* _EXCERPTED PASSAGE_:
*****

Blow-Up: Medium, Message, Mythos and Make-Believe: George Slover
Michelangelo Antonioni, David Hemmings 1966
Photography, rock, and pot are so many foci of London's mod world and its "swinging” offshoots in urban centers everywhere. In Blow-Up, Antonioni reveals the histrionic basis of the life intent on these foci: its underlying motive is to create a new order out of the sheer willingness to suspend disbelief.
In Blow-Up Antonioni also lays bare the terrible pathos which is at once the source and the upshot of this impulse. The concluding parable brings the director's vision into focus. The miming of the clowns creates not just a tennis game but, more fundamentally, a community, a sharing in a super-personal reality. Creation of community is, in fact, the end to which the making-believe is merely the means. The make-believe impulse arises, Antonioni shows, out of the pathos of isolation. When the act of suspending disbelief has run its course, the loner falls back into his estrangement. There is, then, a kind of built-in pathos in the effort to create community by make-believe. It is the lyricism of this anguish which we hear—now faintly, now distinctly—throughout Antonioni's film.
Only once does the photographer-hero (Hemmings, to be designated “H.” hereafter) give voice to his underlying malaise. Past the table, in the restaurant where Ron and H. are sitting, a female walks swinging her buttocks provocatively. In detached disgust, H. complains to Ron that he is "off London." If he had money, he says, he would get away from it all and be free. What makes this remark so puzzling is that H. has money, and if money could buy what H. yearns for, he could probably afford it The girl who owns the antique shop also wants to get out of London. also feels hemmed in and appears already headed for Nepal. Perhaps this need to get out of London or out of the antique shop is a cover for another—as yet undefined and hence pathetic—need: to get out of themselves.
To an audience nurtured in the closed-door ethos of the middle class, what is so remarkable in Blow-Up is the singular ease with which characters walk into and out of one another's living quarters. All doors appear to be open; locks are out. H. drifts into his painter neighbor's apartment any time of the day or night There is nothing unusual in his coming upon the painter and his mistress making love. Minutes later, the girl returns the call. So, too, the teeny-boppers, total strangers, appear on the scene uninvited, are put to work making coffee. The person who filches the photos of the murder seems to have no trouble getting in. Studio and apartment, professional models and private friends, working associates, and neighbours, all merge and mingle. The atmosphere suggests the "new tribalism" which Marshall McLuhan is prophesying. The mod world is its vanguard. This new tribalism celebrates openness, receptivity, spontaneity, a sharing of goods, particularly the good of sense experience. At first, the communality Antonioni presents seems convincing and engaging; it is based, apparently, on the various enthusiasms of the mod world: the camera image, music, clothes, pot. There is a rejection of all forms of establishment life, particularly those which divide and repress.

*****

Listings of elements and their boxes:
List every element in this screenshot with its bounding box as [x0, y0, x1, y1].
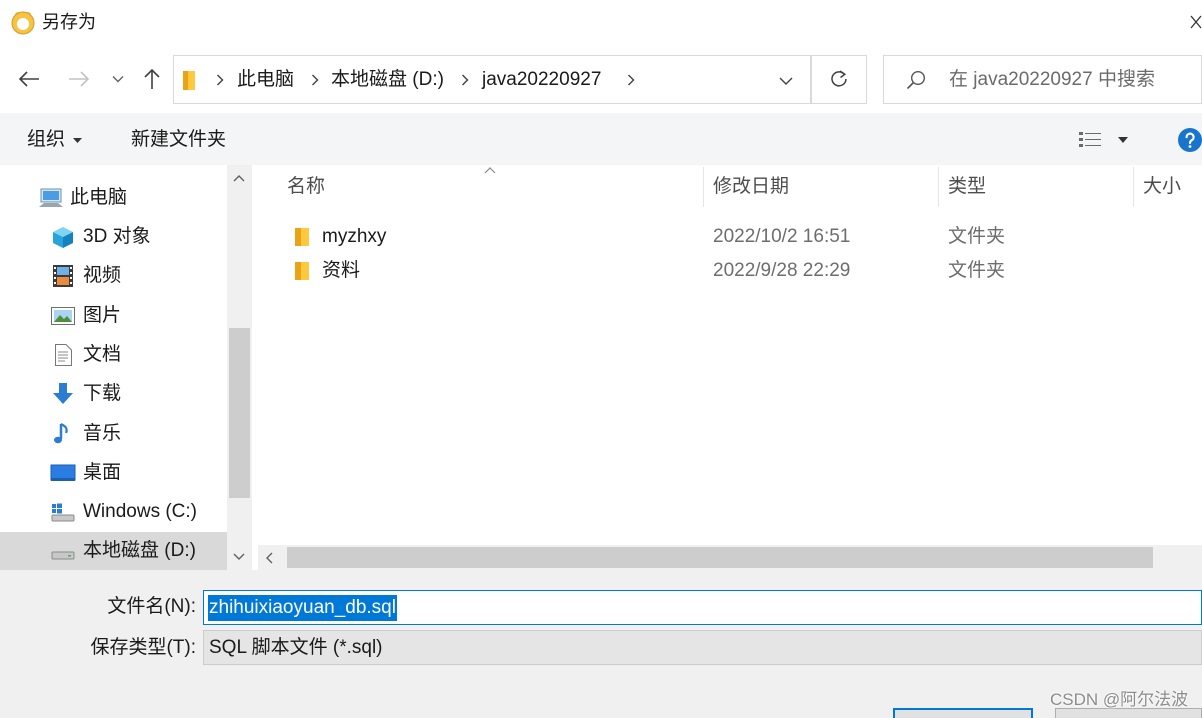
sidebar-item-label: 文档 — [83, 344, 122, 365]
filename-selected-text[interactable]: zhihuixiaoyuan_db.sql — [208, 595, 397, 621]
search-icon — [906, 70, 926, 90]
breadcrumb-this-pc[interactable]: 此电脑 — [237, 68, 294, 92]
breadcrumb-chevron-icon[interactable] — [311, 74, 319, 86]
app-icon — [10, 9, 36, 35]
save-options-panel: 文件名(N): zhihuixiaoyuan_db.sql 保存类型(T): S… — [0, 570, 1202, 718]
file-list: 名称 修改日期 类型 大小 myzhxy 2022/10/2 16:51 文件夹… — [252, 165, 1202, 545]
scrollbar-thumb[interactable] — [229, 328, 250, 498]
sidebar-item-videos[interactable]: 视频 — [0, 257, 227, 295]
file-type: 文件夹 — [948, 260, 1006, 281]
sidebar-item-label: 此电脑 — [70, 187, 128, 208]
column-divider[interactable] — [703, 167, 704, 207]
sidebar-item-label: 音乐 — [83, 423, 122, 444]
dropdown-triangle-icon — [73, 138, 82, 143]
back-arrow-icon[interactable] — [18, 69, 40, 89]
file-name: 资料 — [322, 260, 361, 281]
sidebar-item-downloads[interactable]: 下载 — [0, 375, 227, 413]
sidebar-item-this-pc[interactable]: 此电脑 — [0, 179, 227, 217]
file-name: myzhxy — [322, 226, 387, 247]
search-box[interactable] — [883, 55, 1202, 104]
folder-icon — [182, 70, 198, 91]
filename-label: 文件名(N): — [107, 596, 196, 617]
column-header-name[interactable]: 名称 — [287, 175, 325, 199]
breadcrumb-chevron-icon[interactable] — [216, 74, 224, 86]
scroll-down-arrow-icon[interactable] — [233, 553, 245, 560]
organize-button[interactable]: 组织 — [17, 124, 97, 156]
filename-input[interactable]: zhihuixiaoyuan_db.sql — [203, 590, 1202, 625]
breadcrumb-chevron-icon[interactable] — [461, 74, 469, 86]
forward-arrow-icon[interactable] — [68, 69, 90, 89]
command-toolbar: 组织 新建文件夹 — [0, 113, 1202, 165]
folder-icon — [293, 227, 311, 247]
sort-ascending-icon — [484, 167, 496, 174]
save-button[interactable] — [893, 708, 1033, 718]
sidebar-item-label: 3D 对象 — [83, 226, 151, 247]
sidebar-item-windows-c[interactable]: Windows (C:) — [0, 493, 227, 531]
title-bar: 另存为 — [0, 0, 1202, 45]
organize-label: 组织 — [27, 129, 66, 150]
sidebar-item-3d-objects[interactable]: 3D 对象 — [0, 218, 227, 256]
close-icon[interactable] — [1190, 15, 1202, 29]
sidebar-item-pictures[interactable]: 图片 — [0, 297, 227, 335]
file-row[interactable]: 资料 2022/9/28 22:29 文件夹 — [252, 254, 1202, 288]
address-bar[interactable]: 此电脑 本地磁盘 (D:) java20220927 — [173, 55, 811, 104]
sidebar-item-local-disk-d[interactable]: 本地磁盘 (D:) — [0, 532, 227, 570]
view-dropdown-triangle-icon[interactable] — [1118, 137, 1128, 143]
column-header-size[interactable]: 大小 — [1143, 175, 1181, 199]
file-list-horizontal-scrollbar[interactable] — [258, 545, 1202, 570]
sidebar-item-label: 下载 — [83, 383, 122, 404]
address-dropdown-chevron-icon[interactable] — [779, 77, 793, 85]
watermark: CSDN @阿尔法波 — [1050, 690, 1189, 709]
filetype-label: 保存类型(T): — [90, 637, 196, 658]
cube-3d-icon — [50, 225, 76, 249]
breadcrumb-chevron-icon[interactable] — [627, 74, 635, 86]
refresh-icon — [829, 69, 849, 89]
file-row[interactable]: myzhxy 2022/10/2 16:51 文件夹 — [252, 220, 1202, 254]
windows-drive-icon — [50, 500, 76, 524]
file-type: 文件夹 — [948, 226, 1006, 247]
sidebar-item-label: 图片 — [83, 305, 122, 326]
music-icon — [50, 422, 76, 446]
sidebar-item-label: Windows (C:) — [83, 501, 198, 522]
scroll-up-arrow-icon[interactable] — [233, 175, 245, 182]
new-folder-button[interactable]: 新建文件夹 — [121, 124, 241, 156]
details-view-icon[interactable] — [1078, 130, 1102, 150]
drive-icon — [50, 539, 76, 563]
refresh-button[interactable] — [811, 55, 867, 104]
sidebar-item-label: 本地磁盘 (D:) — [83, 540, 196, 561]
filetype-selected-value: SQL 脚本文件 (*.sql) — [209, 637, 383, 658]
window-title: 另存为 — [42, 12, 96, 32]
search-input[interactable] — [949, 68, 1199, 92]
help-icon[interactable] — [1178, 128, 1202, 152]
recent-locations-chevron-icon[interactable] — [112, 75, 124, 83]
sidebar-item-desktop[interactable]: 桌面 — [0, 454, 227, 492]
new-folder-label: 新建文件夹 — [131, 129, 227, 150]
column-divider[interactable] — [938, 167, 939, 207]
sidebar-scrollbar[interactable] — [227, 165, 252, 570]
column-header-modified[interactable]: 修改日期 — [713, 175, 789, 199]
video-icon — [50, 264, 76, 288]
breadcrumb-current-folder[interactable]: java20220927 — [482, 68, 601, 92]
file-modified: 2022/9/28 22:29 — [713, 260, 851, 281]
save-as-dialog: 另存为 此电脑 本地磁盘 (D:) java20220927 在 java202… — [0, 0, 1202, 718]
picture-icon — [50, 304, 76, 328]
column-divider[interactable] — [1133, 167, 1134, 207]
sidebar-item-documents[interactable]: 文档 — [0, 336, 227, 374]
desktop-icon — [50, 461, 76, 485]
scrollbar-thumb[interactable] — [287, 547, 1153, 568]
scroll-left-arrow-icon[interactable] — [266, 552, 273, 564]
breadcrumb-local-disk[interactable]: 本地磁盘 (D:) — [331, 68, 444, 92]
file-modified: 2022/10/2 16:51 — [713, 226, 851, 247]
download-icon — [50, 382, 76, 406]
document-icon — [50, 343, 76, 367]
column-header-type[interactable]: 类型 — [948, 175, 986, 199]
sidebar-item-label: 视频 — [83, 265, 122, 286]
sidebar-item-label: 桌面 — [83, 462, 122, 483]
sidebar-item-music[interactable]: 音乐 — [0, 415, 227, 453]
folder-icon — [293, 261, 311, 281]
navigation-pane: 此电脑 3D 对象 视频 图片 文档 下载 音乐 桌面 Windows (C:)… — [0, 165, 227, 570]
up-arrow-icon[interactable] — [143, 68, 161, 90]
computer-icon — [38, 186, 64, 210]
filetype-select[interactable]: SQL 脚本文件 (*.sql) — [203, 630, 1202, 665]
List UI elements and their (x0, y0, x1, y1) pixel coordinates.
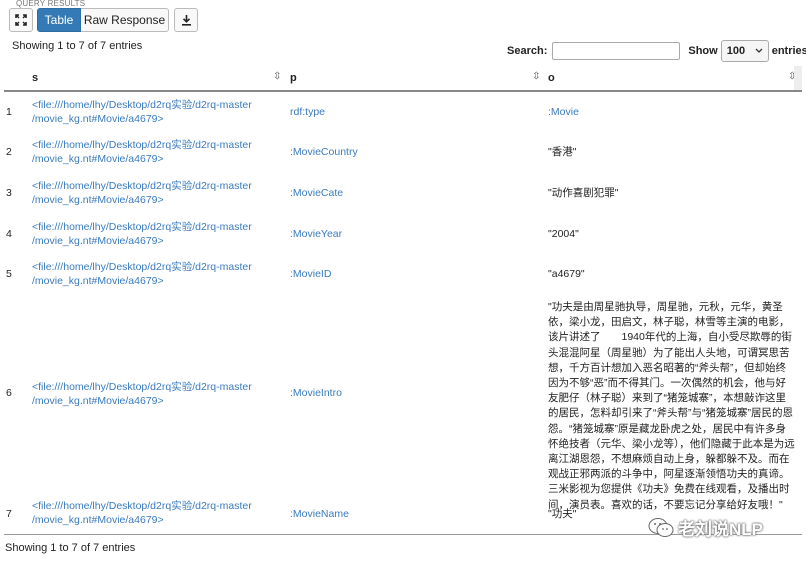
column-header-s[interactable]: s (32, 66, 38, 90)
table-row: 2 <file:///home/lhy/Desktop/d2rq实验/d2rq-… (4, 138, 794, 166)
table-tab-button[interactable]: Table (37, 8, 81, 32)
expand-button[interactable] (9, 8, 33, 32)
predicate-link[interactable]: :MovieName (290, 507, 349, 521)
object-literal: "2004" (548, 228, 579, 240)
row-number: 1 (6, 106, 12, 118)
table-row: 3 <file:///home/lhy/Desktop/d2rq实验/d2rq-… (4, 179, 794, 207)
predicate-link[interactable]: :MovieYear (290, 227, 342, 241)
download-icon (181, 14, 191, 26)
entries-length-select[interactable]: 100 (720, 40, 769, 62)
table-controls: Search: Show 100 entries (507, 40, 806, 62)
table-header: s ⇳ p ⇳ o ⇳ (4, 66, 802, 92)
subject-link[interactable]: <file:///home/lhy/Desktop/d2rq实验/d2rq-ma… (32, 179, 272, 207)
predicate-link[interactable]: rdf:type (290, 105, 325, 119)
expand-icon (15, 14, 27, 26)
subject-link[interactable]: <file:///home/lhy/Desktop/d2rq实验/d2rq-ma… (32, 138, 272, 166)
raw-response-tab-button[interactable]: Raw Response (81, 8, 169, 32)
search-input[interactable] (552, 42, 681, 60)
predicate-link[interactable]: :MovieID (290, 267, 331, 281)
table-info-bottom: Showing 1 to 7 of 7 entries (5, 542, 136, 554)
watermark: 老刘说NLP (648, 515, 763, 540)
view-toggle-group: Table Raw Response (37, 8, 169, 32)
show-label: Show (688, 45, 718, 57)
table-row: 6 <file:///home/lhy/Desktop/d2rq实验/d2rq-… (4, 300, 795, 511)
row-number: 7 (6, 508, 12, 520)
chevron-down-icon (755, 48, 763, 53)
column-header-s-label: s (32, 72, 39, 84)
results-toolbar: Table Raw Response (9, 8, 198, 32)
scrollbar[interactable] (794, 66, 802, 90)
object-link[interactable]: :Movie (548, 105, 796, 119)
sort-icon[interactable]: ⇳ (532, 71, 540, 82)
column-header-p[interactable]: p (290, 66, 297, 90)
predicate-link[interactable]: :MovieCate (290, 186, 343, 200)
watermark-text: 老刘说NLP (678, 520, 763, 539)
subject-link[interactable]: <file:///home/lhy/Desktop/d2rq实验/d2rq-ma… (32, 260, 272, 288)
download-button[interactable] (174, 8, 198, 32)
subject-link[interactable]: <file:///home/lhy/Desktop/d2rq实验/d2rq-ma… (32, 499, 272, 527)
row-number: 2 (6, 146, 12, 158)
row-number: 6 (6, 387, 12, 399)
row-number: 4 (6, 228, 12, 240)
wechat-icon (648, 517, 674, 537)
table-row: 4 <file:///home/lhy/Desktop/d2rq实验/d2rq-… (4, 220, 794, 248)
column-header-p-label: p (290, 72, 297, 84)
entries-label: entries (771, 45, 806, 57)
object-literal: "a4679" (548, 268, 585, 280)
object-literal: "动作喜剧犯罪" (548, 187, 619, 199)
subject-link[interactable]: <file:///home/lhy/Desktop/d2rq实验/d2rq-ma… (32, 98, 272, 126)
subject-link[interactable]: <file:///home/lhy/Desktop/d2rq实验/d2rq-ma… (32, 220, 272, 248)
column-header-o-label: o (548, 72, 555, 84)
predicate-link[interactable]: :MovieIntro (290, 386, 342, 400)
sort-icon[interactable]: ⇳ (273, 71, 281, 82)
table-row: 5 <file:///home/lhy/Desktop/d2rq实验/d2rq-… (4, 260, 794, 288)
column-header-o[interactable]: o (548, 66, 555, 90)
table-info-top: Showing 1 to 7 of 7 entries (12, 40, 143, 52)
row-number: 5 (6, 268, 12, 280)
row-number: 3 (6, 187, 12, 199)
predicate-link[interactable]: :MovieCountry (290, 145, 358, 159)
object-literal: "功夫是由周星驰执导，周星驰，元秋，元华，黄圣依，梁小龙，田启文，林子聪，林雪等… (548, 301, 795, 511)
object-literal: "香港" (548, 146, 577, 158)
subject-link[interactable]: <file:///home/lhy/Desktop/d2rq实验/d2rq-ma… (32, 380, 272, 408)
table-row: 1 <file:///home/lhy/Desktop/d2rq实验/d2rq-… (4, 98, 794, 126)
search-label: Search: (507, 45, 548, 57)
entries-length-value: 100 (726, 45, 746, 57)
query-results-label: QUERY RESULTS (16, 0, 86, 8)
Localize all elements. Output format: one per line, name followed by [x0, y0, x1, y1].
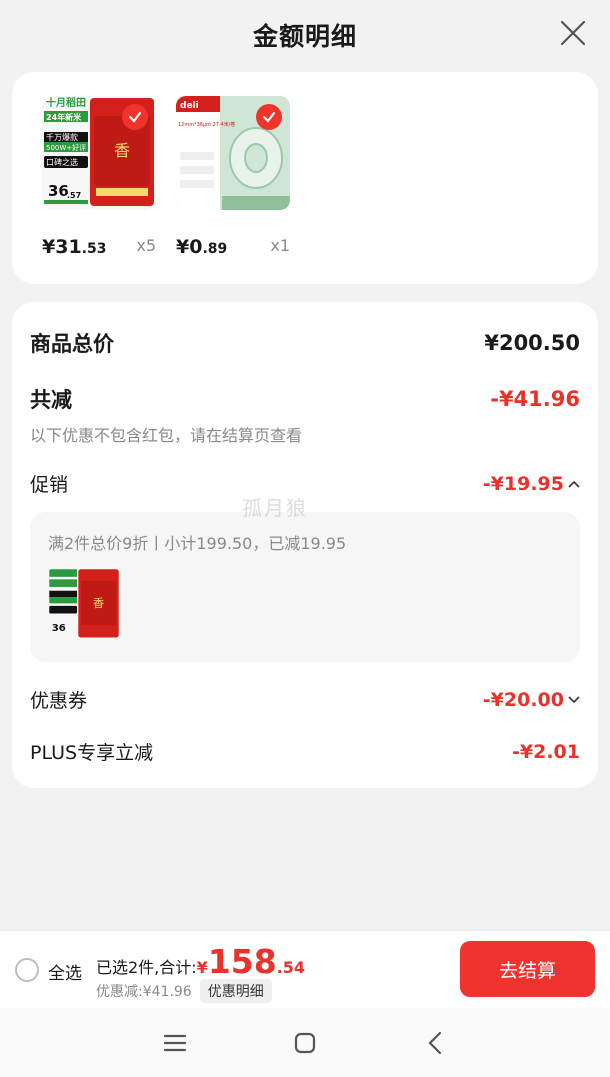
tape-brand-art: deli: [180, 101, 199, 111]
promo-product-image: 香 36: [48, 568, 120, 640]
sheet-header: 金额明细: [0, 0, 610, 70]
selected-check-icon: [122, 104, 148, 130]
total-currency: ¥: [196, 958, 208, 977]
coupon-row[interactable]: 优惠券 -¥20.00: [30, 686, 580, 713]
plus-row: PLUS专享立减 -¥2.01: [30, 738, 580, 765]
rice-price-art: 36: [48, 182, 69, 200]
select-all-radio[interactable]: [15, 958, 39, 982]
product-image-rice: 香 十月稻田 24年新米 千万爆款 500W+好评 口碑之选 36 .57: [42, 96, 156, 210]
promo-label: 促销: [30, 474, 69, 496]
product-price-row: ¥31.53 x5: [42, 236, 156, 258]
watermark-text: 孤月狼: [242, 496, 308, 520]
rice-new-art: 24年新米: [46, 112, 82, 122]
selected-check-icon: [256, 104, 282, 130]
discount-summary: 优惠减:¥41.96 优惠明细: [96, 979, 272, 1003]
promo-detail-text: 满2件总价9折丨小计199.50，已减19.95: [48, 534, 347, 553]
product-quantity: x5: [136, 236, 156, 255]
rice-reviews-art: 500W+好评: [46, 143, 86, 152]
product-price: ¥31.53: [42, 236, 107, 258]
products-card: 香 十月稻田 24年新米 千万爆款 500W+好评 口碑之选 36 .57 ¥3…: [12, 72, 598, 284]
checkout-bar: 全选 已选2件,合计: ¥ 158 .54 优惠减:¥41.96 优惠明细 去结…: [0, 930, 610, 1008]
price-detail-card: 商品总价 ¥200.50 共减 -¥41.96 以下优惠不包含红包，请在结算页查…: [12, 302, 598, 788]
promo-detail-box: 满2件总价9折丨小计199.50，已减19.95 香 36: [30, 512, 580, 662]
checkout-button[interactable]: 去结算: [460, 941, 595, 997]
rice-sold-art: 千万爆款: [46, 132, 78, 142]
page-title: 金额明细: [252, 22, 357, 51]
product-item[interactable]: deli 12mm*36μm 27.4米/卷 ¥0.89 x1: [176, 96, 290, 258]
system-nav-bar: [0, 1008, 610, 1077]
close-icon[interactable]: [558, 18, 588, 48]
total-reduce-row: 共减 -¥41.96: [30, 384, 580, 414]
plus-label: PLUS专享立减: [30, 742, 154, 764]
rice-price-dec-art: .57: [67, 191, 81, 200]
tape-spec-art: 12mm*36μm 27.4米/卷: [178, 121, 235, 128]
product-quantity: x1: [270, 236, 290, 255]
total-price-label: 商品总价: [30, 332, 114, 356]
discount-text: 优惠减:¥41.96: [96, 984, 192, 1000]
svg-text:香: 香: [114, 141, 130, 160]
back-icon[interactable]: [415, 1023, 455, 1063]
rice-brand-art: 十月稻田: [46, 96, 86, 109]
total-price-value: ¥200.50: [484, 331, 580, 355]
menu-icon[interactable]: [155, 1023, 195, 1063]
plus-value: -¥2.01: [512, 740, 580, 763]
product-image-tape: deli 12mm*36μm 27.4米/卷: [176, 96, 290, 210]
coupon-value: -¥20.00: [482, 688, 564, 711]
total-amount-dec: .54: [276, 958, 306, 977]
rice-tag-art: 口碑之选: [46, 157, 78, 167]
promo-value: -¥19.95: [482, 472, 564, 495]
product-price: ¥0.89: [176, 236, 228, 258]
total-reduce-label: 共减: [30, 388, 72, 412]
chevron-up-icon[interactable]: [568, 477, 580, 491]
coupon-label: 优惠券: [30, 690, 88, 712]
home-icon[interactable]: [285, 1023, 325, 1063]
product-item[interactable]: 香 十月稻田 24年新米 千万爆款 500W+好评 口碑之选 36 .57 ¥3…: [42, 96, 156, 258]
discount-detail-button[interactable]: 优惠明细: [199, 979, 272, 1003]
total-summary: 已选2件,合计: ¥ 158 .54: [96, 945, 305, 978]
svg-text:香: 香: [93, 596, 104, 610]
total-reduce-value: -¥41.96: [490, 387, 580, 411]
discount-note: 以下优惠不包含红包，请在结算页查看: [30, 426, 303, 445]
chevron-down-icon[interactable]: [568, 693, 580, 707]
total-price-row: 商品总价 ¥200.50: [30, 328, 580, 358]
total-amount-int: 158: [207, 942, 277, 981]
selected-summary-label: 已选2件,合计:: [96, 958, 197, 977]
select-all-label[interactable]: 全选: [48, 959, 82, 984]
svg-text:36: 36: [52, 623, 66, 634]
product-price-row: ¥0.89 x1: [176, 236, 290, 258]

*****

* _THE TASK_: Please write out, word for word, the part of the Blow-Up essay above that opens with "Only once does" and closes with "out of themselves.".

* _OUTPUT BELOW_:
Only once does the photographer-hero (Hemmings, to be designated “H.” hereafter) give voice to his underlying malaise. Past the table, in the restaurant where Ron and H. are sitting, a female walks swinging her buttocks provocatively. In detached disgust, H. complains to Ron that he is "off London." If he had money, he says, he would get away from it all and be free. What makes this remark so puzzling is that H. has money, and if money could buy what H. yearns for, he could probably afford it The girl who owns the antique shop also wants to get out of London. also feels hemmed in and appears already headed for Nepal. Perhaps this need to get out of London or out of the antique shop is a cover for another—as yet undefined and hence pathetic—need: to get out of themselves.